EXCERPT TO READ:
* begin *
Last Updated on March 10, 2022 by Ria Pathak ### Introduction

The linked list is one of the most important concepts and data structures to learn while preparing for interviews. Having a good grasp of Linked Lists can be a huge plus point in a coding interview.

### Problem Statement

According to the problem statement, our task is to sort a linked list that is sorted alternating ascending and descending orders.

### Problem Statement Understanding

Let’s try to understand the problem statement with of an example by referring competitive programming online course.

We have been given a linked list which is sorted alternating ascending and descending orders. We can understand this statement with an example:

1 → 40 → 5 → 30 → 6 → 12 → 20 → NULL

• 1, 5, 6, 20 these nodes are present in the linked list in ascending order, and 40, 30, 12 are present in descending order in the linked list. These nodes are present in alternating positions in the linked list.
• Our task is to sort the linked list such that after sorting, the final sorted linked list will be:
1 → 5 → 6 → 12 → 20 → 30 → 40 → NULL

Now I think from the above example, the problem statement is clear. So let’s see how we will approach it.

A straightforward approach is to sort the linked list using the merge sort algorithm, but the only problem is that here we are not utilizing the information given to us in the problem that the linked list is already sorted in alternating ascending and descending orders.

If we are using merge sort to sort the linked list the time complexity will be O(NlogN), so now we will try to think can we utilize the information given to us in the problem and will try to solve the problem in lower time complexity.

Before jumping to the approach, try to think how you can approach this problem. If stuck, no problem, we will thoroughly see how we can approach the problem in the next section.
* end *
PROVIDED MATERIAL:
* begin *
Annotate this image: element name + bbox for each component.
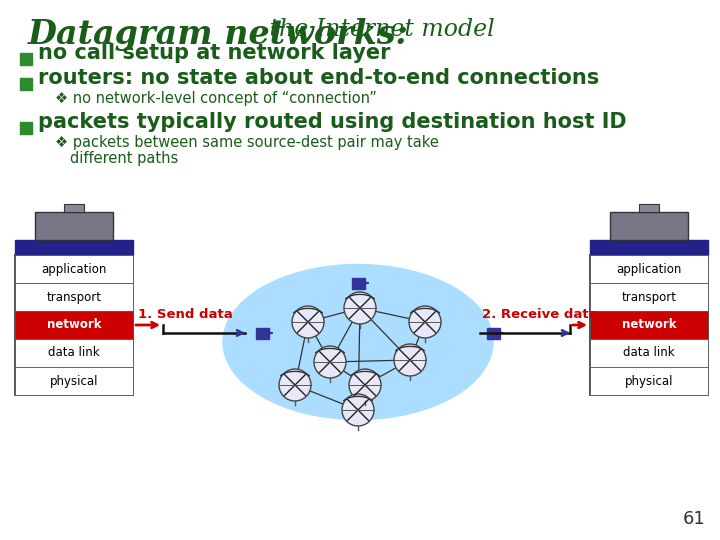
* end *
TO BE DONE:
**a.** In the linked list excerpt, transcribe the text between "Let’s try to" and "will approach it.", inclusive.
**b.** According to the linked list excerpt, what is the time complexity of sorting the list with merge sort?

ANSWERS FOR THE TASKS:
**a.**
Let’s try to understand the problem statement with of an example by referring competitive programming online course.

We have been given a linked list which is sorted alternating ascending and descending orders. We can understand this statement with an example:

1 → 40 → 5 → 30 → 6 → 12 → 20 → NULL

• 1, 5, 6, 20 these nodes are present in the linked list in ascending order, and 40, 30, 12 are present in descending order in the linked list. These nodes are present in alternating positions in the linked list.
• Our task is to sort the linked list such that after sorting, the final sorted linked list will be:
1 → 5 → 6 → 12 → 20 → 30 → 40 → NULL

Now I think from the above example, the problem statement is clear. So let’s see how we will approach it.

**b.** O(NlogN)